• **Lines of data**
•••••
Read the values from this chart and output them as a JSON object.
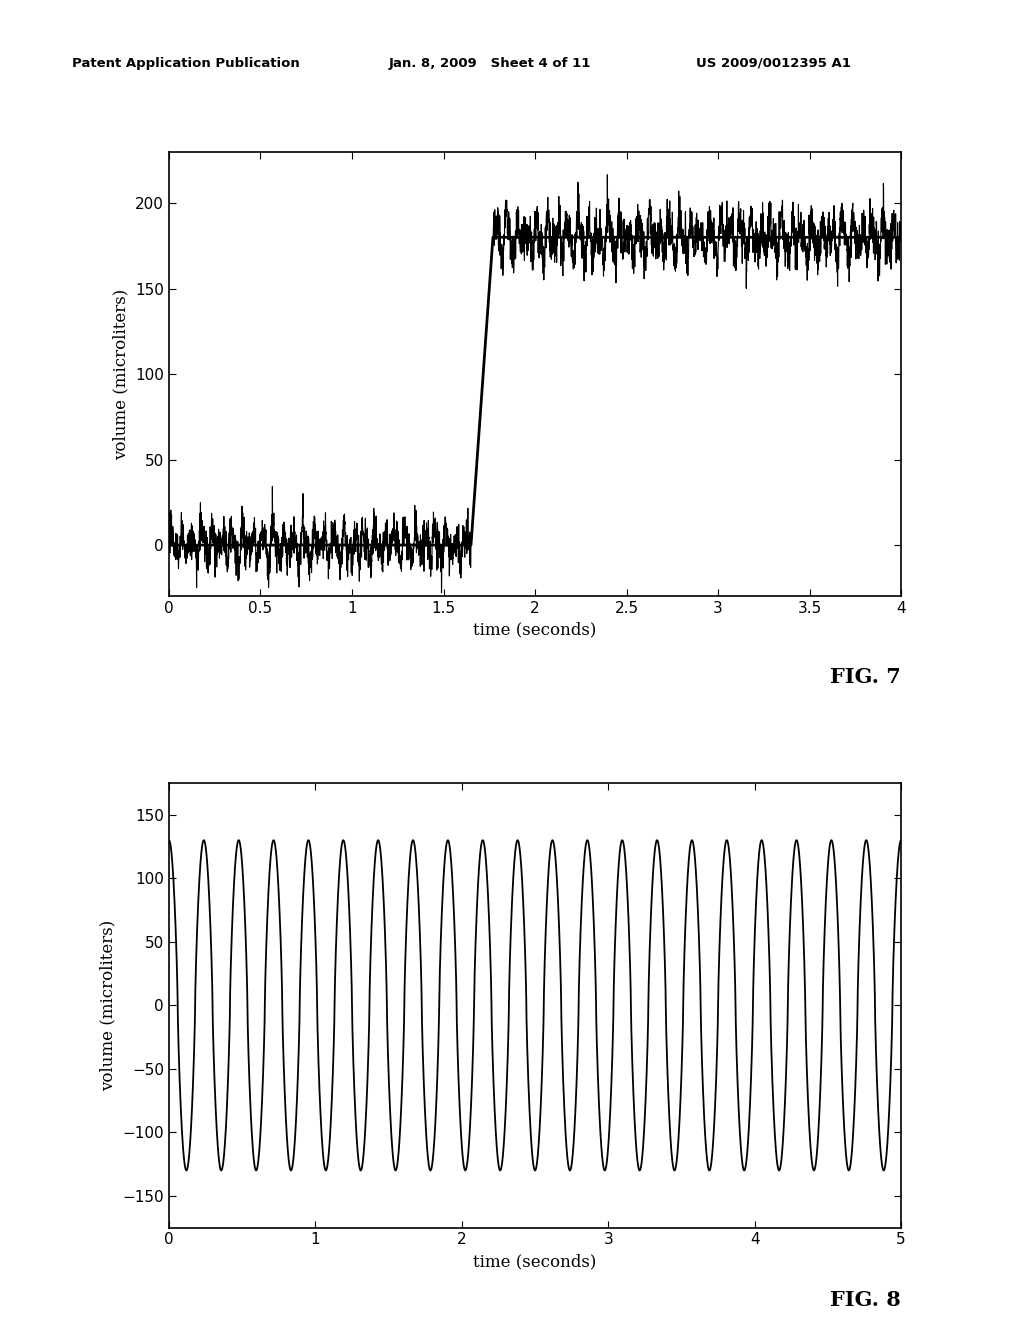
{
  "fig7": {
    "title": "FIG. 7",
    "xlabel": "time (seconds)",
    "ylabel": "volume (microliters)",
    "xlim": [
      0,
      4
    ],
    "ylim": [
      -30,
      230
    ],
    "yticks": [
      0,
      50,
      100,
      150,
      200
    ],
    "xticks": [
      0,
      0.5,
      1,
      1.5,
      2,
      2.5,
      3,
      3.5,
      4
    ],
    "step_time": 1.65,
    "plateau": 180,
    "noise_before_amp": 14,
    "noise_after_amp": 16,
    "noise_freq": 18
  },
  "fig8": {
    "title": "FIG. 8",
    "xlabel": "time (seconds)",
    "ylabel": "volume (microliters)",
    "xlim": [
      0,
      5
    ],
    "ylim": [
      -175,
      175
    ],
    "yticks": [
      -150,
      -100,
      -50,
      0,
      50,
      100,
      150
    ],
    "xticks": [
      0,
      1,
      2,
      3,
      4,
      5
    ],
    "amplitude": 130,
    "freq": 4.2
  },
  "header_left": "Patent Application Publication",
  "header_mid": "Jan. 8, 2009   Sheet 4 of 11",
  "header_right": "US 2009/0012395 A1",
  "background_color": "#ffffff",
  "line_color": "#000000"
}
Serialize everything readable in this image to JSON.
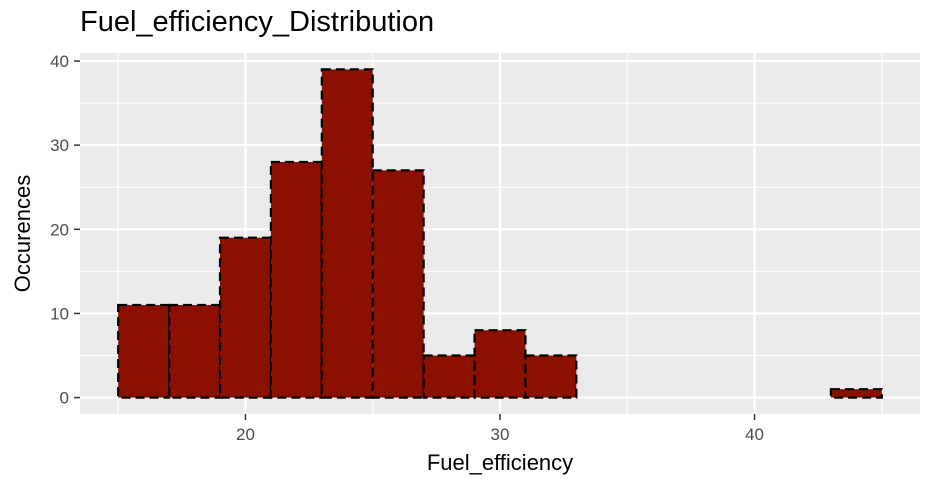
{
  "chart_data": {
    "type": "bar",
    "title": "Fuel_efficiency_Distribution",
    "xlabel": "Fuel_efficiency",
    "ylabel": "Occurences",
    "bin_width": 2,
    "bins": [
      {
        "x0": 15,
        "x1": 17,
        "count": 11
      },
      {
        "x0": 17,
        "x1": 19,
        "count": 11
      },
      {
        "x0": 19,
        "x1": 21,
        "count": 19
      },
      {
        "x0": 21,
        "x1": 23,
        "count": 28
      },
      {
        "x0": 23,
        "x1": 25,
        "count": 39
      },
      {
        "x0": 25,
        "x1": 27,
        "count": 27
      },
      {
        "x0": 27,
        "x1": 29,
        "count": 5
      },
      {
        "x0": 29,
        "x1": 31,
        "count": 8
      },
      {
        "x0": 31,
        "x1": 33,
        "count": 5
      },
      {
        "x0": 33,
        "x1": 35,
        "count": 0
      },
      {
        "x0": 35,
        "x1": 37,
        "count": 0
      },
      {
        "x0": 37,
        "x1": 39,
        "count": 0
      },
      {
        "x0": 39,
        "x1": 41,
        "count": 0
      },
      {
        "x0": 41,
        "x1": 43,
        "count": 0
      },
      {
        "x0": 43,
        "x1": 45,
        "count": 1
      }
    ],
    "xlim": [
      13.5,
      46.5
    ],
    "ylim": [
      -1.95,
      40.95
    ],
    "x_ticks": [
      20,
      30,
      40
    ],
    "y_ticks": [
      0,
      10,
      20,
      30,
      40
    ],
    "grid": true,
    "legend": "none",
    "colors": {
      "bar_fill": "#8B1000",
      "bar_outline": "#000000",
      "panel_background": "#EBEBEB",
      "grid_line": "#FFFFFF"
    }
  }
}
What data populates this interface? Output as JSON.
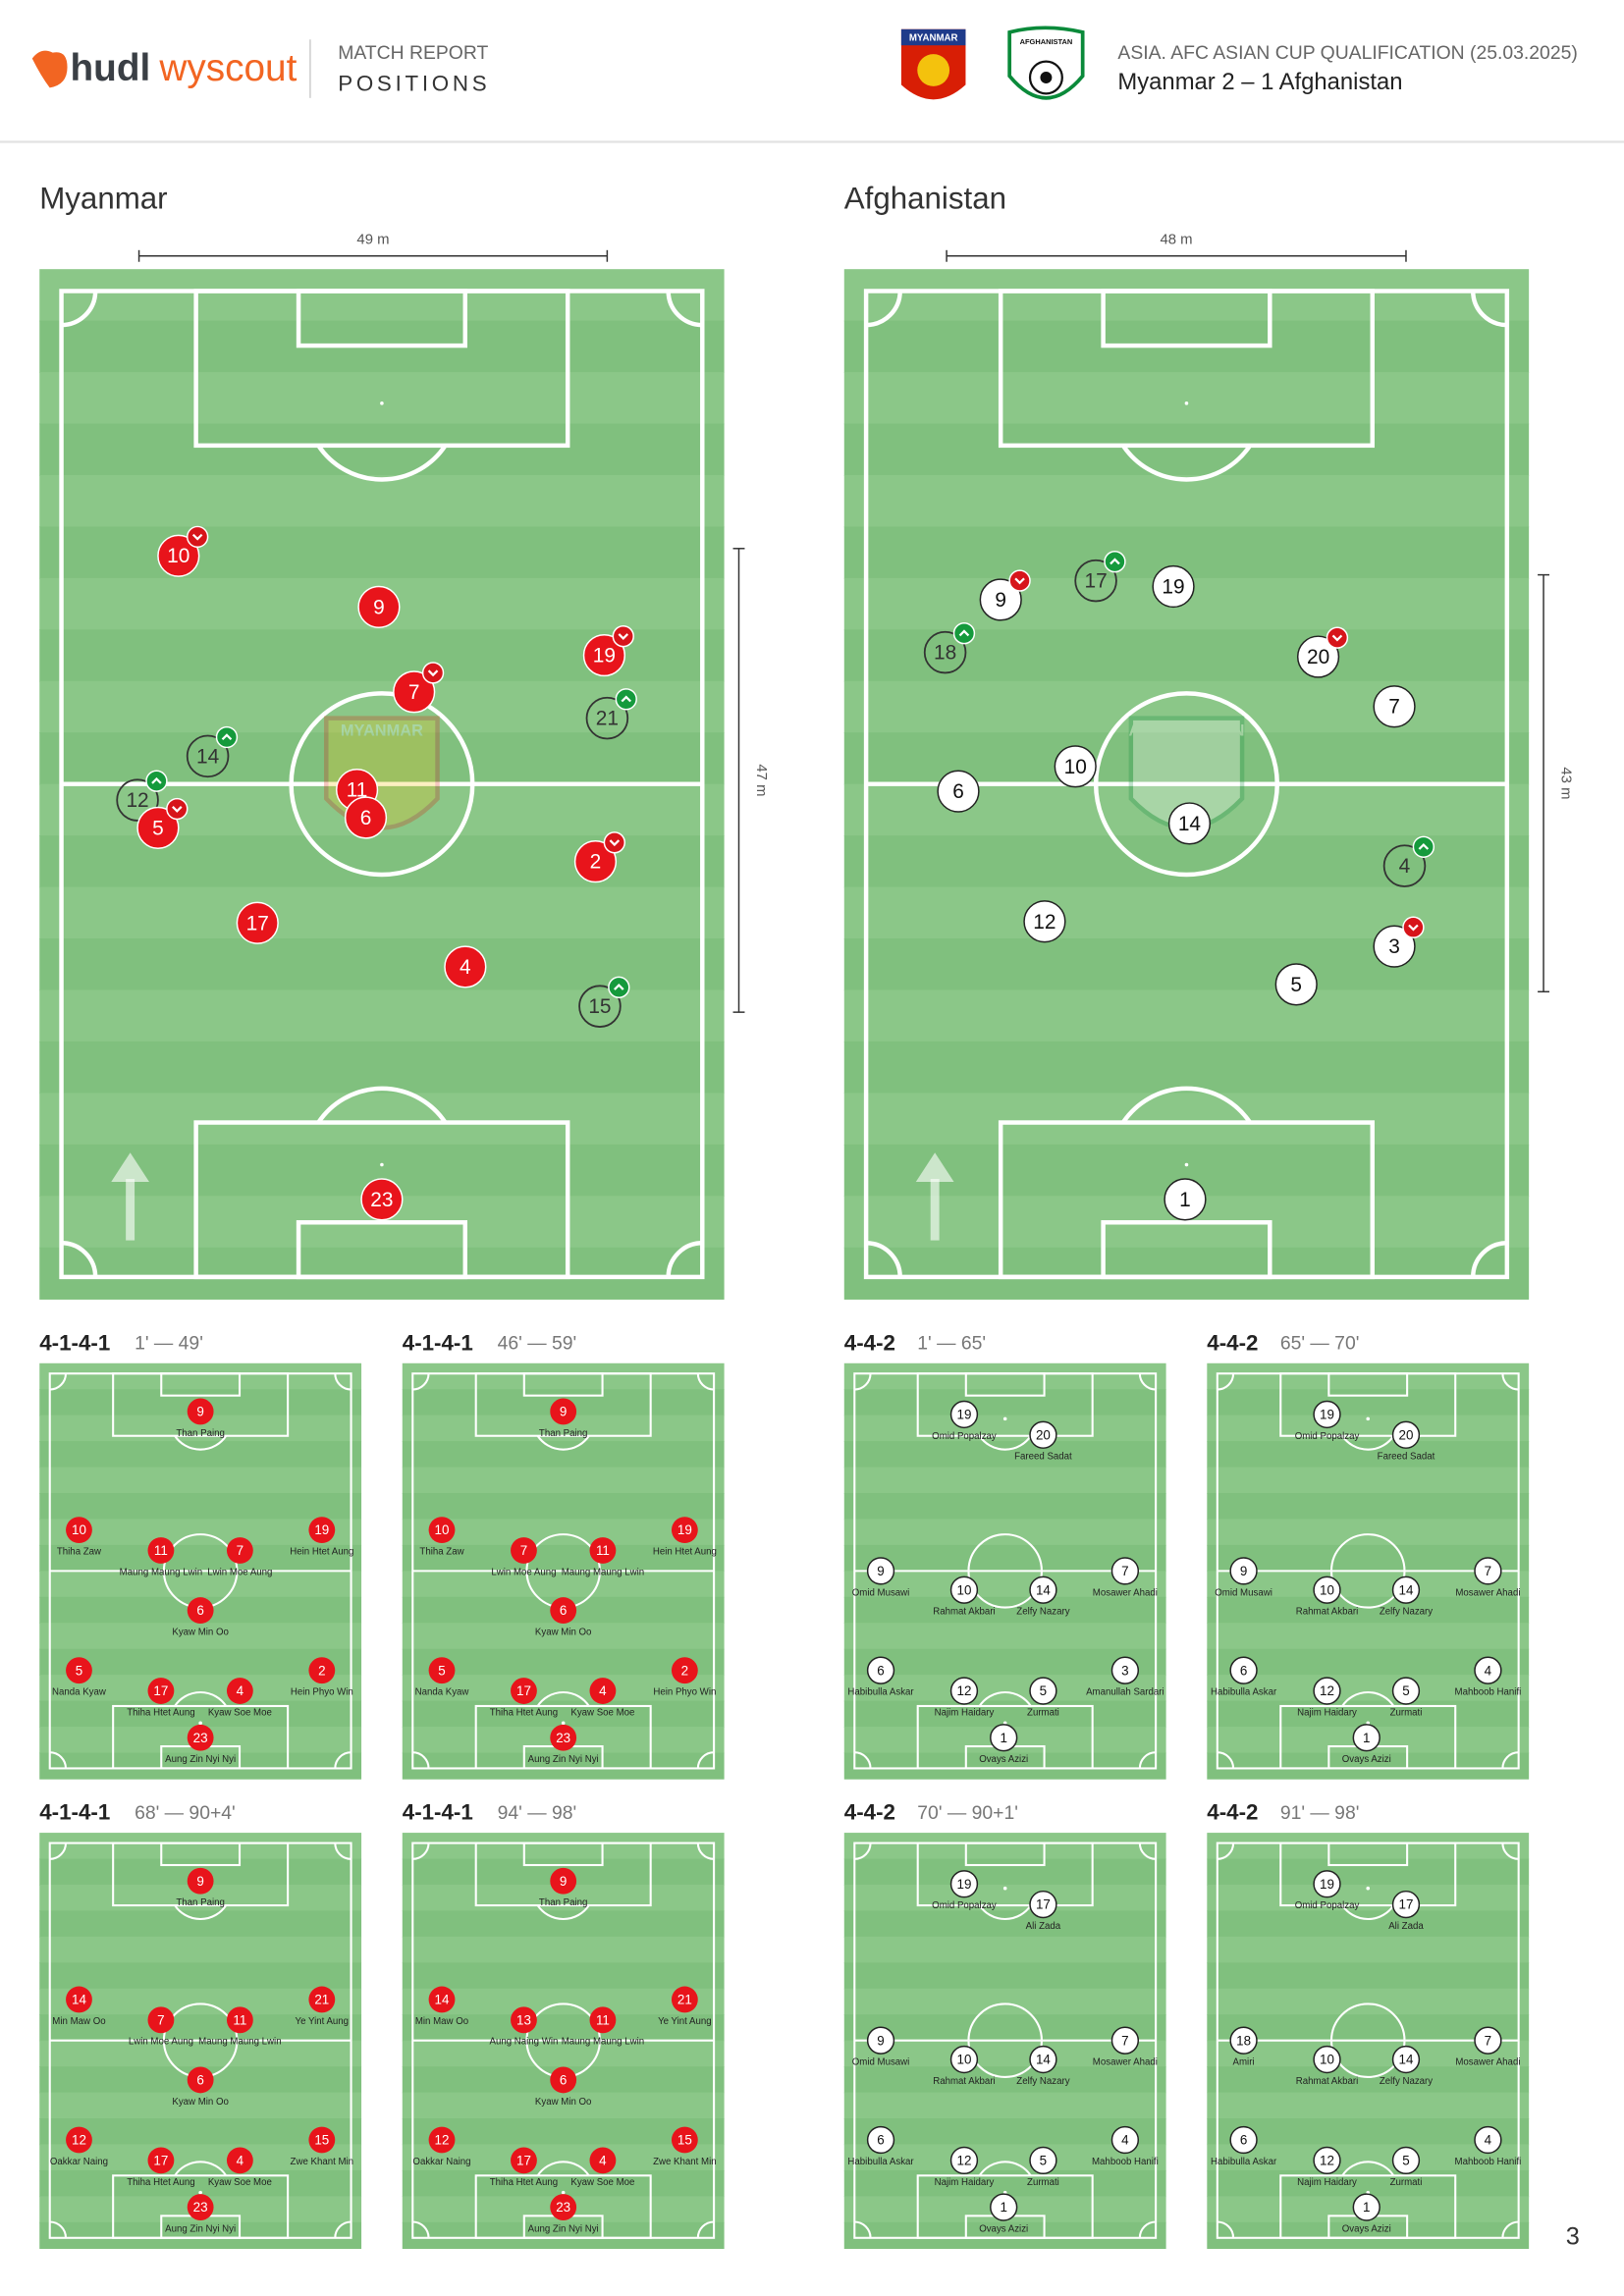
{
  "header": {
    "brand": [
      "hudl",
      "wyscout"
    ],
    "report_label": "MATCH REPORT",
    "report_title": "POSITIONS",
    "competition": "ASIA. AFC ASIAN CUP QUALIFICATION (25.03.2025)",
    "match": "Myanmar 2 – 1 Afghanistan",
    "page": "3"
  },
  "teams": [
    {
      "name": "Myanmar",
      "badge": "MYANMAR",
      "color": "#e8141b",
      "width_label": "49 m",
      "depth_label": "47 m",
      "players": [
        {
          "number": 10,
          "sub": "out"
        },
        {
          "number": 9
        },
        {
          "number": 19,
          "sub": "out"
        },
        {
          "number": 7,
          "sub": "out"
        },
        {
          "number": 21,
          "sub": "in"
        },
        {
          "number": 14,
          "sub": "in"
        },
        {
          "number": 12,
          "sub": "in"
        },
        {
          "number": 5,
          "sub": "out"
        },
        {
          "number": 11
        },
        {
          "number": 6
        },
        {
          "number": 2,
          "sub": "out"
        },
        {
          "number": 17
        },
        {
          "number": 4
        },
        {
          "number": 15,
          "sub": "in"
        },
        {
          "number": 23
        }
      ],
      "formations": [
        {
          "formation": "4-1-4-1",
          "period": "1' — 49'",
          "players": [
            {
              "number": 9,
              "name": "Than Paing"
            },
            {
              "number": 10,
              "name": "Thiha Zaw"
            },
            {
              "number": 11,
              "name": "Maung Maung Lwin"
            },
            {
              "number": 7,
              "name": "Lwin Moe Aung"
            },
            {
              "number": 19,
              "name": "Hein Htet Aung"
            },
            {
              "number": 6,
              "name": "Kyaw Min Oo"
            },
            {
              "number": 5,
              "name": "Nanda Kyaw"
            },
            {
              "number": 17,
              "name": "Thiha Htet Aung"
            },
            {
              "number": 4,
              "name": "Kyaw Soe Moe"
            },
            {
              "number": 2,
              "name": "Hein Phyo Win"
            },
            {
              "number": 23,
              "name": "Aung Zin Nyi Nyi"
            }
          ]
        },
        {
          "formation": "4-1-4-1",
          "period": "46' — 59'",
          "players": [
            {
              "number": 9,
              "name": "Than Paing"
            },
            {
              "number": 10,
              "name": "Thiha Zaw"
            },
            {
              "number": 7,
              "name": "Lwin Moe Aung"
            },
            {
              "number": 11,
              "name": "Maung Maung Lwin"
            },
            {
              "number": 19,
              "name": "Hein Htet Aung"
            },
            {
              "number": 6,
              "name": "Kyaw Min Oo"
            },
            {
              "number": 5,
              "name": "Nanda Kyaw"
            },
            {
              "number": 17,
              "name": "Thiha Htet Aung"
            },
            {
              "number": 4,
              "name": "Kyaw Soe Moe"
            },
            {
              "number": 2,
              "name": "Hein Phyo Win"
            },
            {
              "number": 23,
              "name": "Aung Zin Nyi Nyi"
            }
          ]
        },
        {
          "formation": "4-1-4-1",
          "period": "68' — 90+4'",
          "players": [
            {
              "number": 9,
              "name": "Than Paing"
            },
            {
              "number": 14,
              "name": "Min Maw Oo"
            },
            {
              "number": 7,
              "name": "Lwin Moe Aung"
            },
            {
              "number": 11,
              "name": "Maung Maung Lwin"
            },
            {
              "number": 21,
              "name": "Ye Yint Aung"
            },
            {
              "number": 6,
              "name": "Kyaw Min Oo"
            },
            {
              "number": 12,
              "name": "Oakkar Naing"
            },
            {
              "number": 17,
              "name": "Thiha Htet Aung"
            },
            {
              "number": 4,
              "name": "Kyaw Soe Moe"
            },
            {
              "number": 15,
              "name": "Zwe Khant Min"
            },
            {
              "number": 23,
              "name": "Aung Zin Nyi Nyi"
            }
          ]
        },
        {
          "formation": "4-1-4-1",
          "period": "94' — 98'",
          "players": [
            {
              "number": 9,
              "name": "Than Paing"
            },
            {
              "number": 14,
              "name": "Min Maw Oo"
            },
            {
              "number": 13,
              "name": "Aung Naing Win"
            },
            {
              "number": 11,
              "name": "Maung Maung Lwin"
            },
            {
              "number": 21,
              "name": "Ye Yint Aung"
            },
            {
              "number": 6,
              "name": "Kyaw Min Oo"
            },
            {
              "number": 12,
              "name": "Oakkar Naing"
            },
            {
              "number": 17,
              "name": "Thiha Htet Aung"
            },
            {
              "number": 4,
              "name": "Kyaw Soe Moe"
            },
            {
              "number": 15,
              "name": "Zwe Khant Min"
            },
            {
              "number": 23,
              "name": "Aung Zin Nyi Nyi"
            }
          ]
        }
      ]
    },
    {
      "name": "Afghanistan",
      "badge": "AFGHANISTAN",
      "color": "#ffffff",
      "width_label": "48 m",
      "depth_label": "43 m",
      "players": [
        {
          "number": 9,
          "sub": "out"
        },
        {
          "number": 17,
          "sub": "in"
        },
        {
          "number": 19
        },
        {
          "number": 18,
          "sub": "in"
        },
        {
          "number": 20,
          "sub": "out"
        },
        {
          "number": 7
        },
        {
          "number": 10
        },
        {
          "number": 6
        },
        {
          "number": 14
        },
        {
          "number": 4,
          "sub": "in"
        },
        {
          "number": 12
        },
        {
          "number": 3,
          "sub": "out"
        },
        {
          "number": 5
        },
        {
          "number": 1
        }
      ],
      "formations": [
        {
          "formation": "4-4-2",
          "period": "1' — 65'",
          "players": [
            {
              "number": 19,
              "name": "Omid Popalzay"
            },
            {
              "number": 20,
              "name": "Fareed Sadat"
            },
            {
              "number": 9,
              "name": "Omid Musawi"
            },
            {
              "number": 10,
              "name": "Rahmat Akbari"
            },
            {
              "number": 14,
              "name": "Zelfy Nazary"
            },
            {
              "number": 7,
              "name": "Mosawer Ahadi"
            },
            {
              "number": 6,
              "name": "Habibulla Askar"
            },
            {
              "number": 12,
              "name": "Najim Haidary"
            },
            {
              "number": 5,
              "name": "Zurmati"
            },
            {
              "number": 3,
              "name": "Amanullah Sardari"
            },
            {
              "number": 1,
              "name": "Ovays Azizi"
            }
          ]
        },
        {
          "formation": "4-4-2",
          "period": "65' — 70'",
          "players": [
            {
              "number": 19,
              "name": "Omid Popalzay"
            },
            {
              "number": 20,
              "name": "Fareed Sadat"
            },
            {
              "number": 9,
              "name": "Omid Musawi"
            },
            {
              "number": 10,
              "name": "Rahmat Akbari"
            },
            {
              "number": 14,
              "name": "Zelfy Nazary"
            },
            {
              "number": 7,
              "name": "Mosawer Ahadi"
            },
            {
              "number": 6,
              "name": "Habibulla Askar"
            },
            {
              "number": 12,
              "name": "Najim Haidary"
            },
            {
              "number": 5,
              "name": "Zurmati"
            },
            {
              "number": 4,
              "name": "Mahboob Hanifi"
            },
            {
              "number": 1,
              "name": "Ovays Azizi"
            }
          ]
        },
        {
          "formation": "4-4-2",
          "period": "70' — 90+1'",
          "players": [
            {
              "number": 19,
              "name": "Omid Popalzay"
            },
            {
              "number": 17,
              "name": "Ali Zada"
            },
            {
              "number": 9,
              "name": "Omid Musawi"
            },
            {
              "number": 10,
              "name": "Rahmat Akbari"
            },
            {
              "number": 14,
              "name": "Zelfy Nazary"
            },
            {
              "number": 7,
              "name": "Mosawer Ahadi"
            },
            {
              "number": 6,
              "name": "Habibulla Askar"
            },
            {
              "number": 12,
              "name": "Najim Haidary"
            },
            {
              "number": 5,
              "name": "Zurmati"
            },
            {
              "number": 4,
              "name": "Mahboob Hanifi"
            },
            {
              "number": 1,
              "name": "Ovays Azizi"
            }
          ]
        },
        {
          "formation": "4-4-2",
          "period": "91' — 98'",
          "players": [
            {
              "number": 19,
              "name": "Omid Popalzay"
            },
            {
              "number": 17,
              "name": "Ali Zada"
            },
            {
              "number": 18,
              "name": "Amiri"
            },
            {
              "number": 10,
              "name": "Rahmat Akbari"
            },
            {
              "number": 14,
              "name": "Zelfy Nazary"
            },
            {
              "number": 7,
              "name": "Mosawer Ahadi"
            },
            {
              "number": 6,
              "name": "Habibulla Askar"
            },
            {
              "number": 12,
              "name": "Najim Haidary"
            },
            {
              "number": 5,
              "name": "Zurmati"
            },
            {
              "number": 4,
              "name": "Mahboob Hanifi"
            },
            {
              "number": 1,
              "name": "Ovays Azizi"
            }
          ]
        }
      ]
    }
  ]
}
•••••
• **What you need to do**
Read the entries and select each line where the word "this" is found.

• **The reply**
Read the values from this chart and output them as a JSON object.
Serialize everything readable in this image to JSON.
What data populates this interface? Output as JSON.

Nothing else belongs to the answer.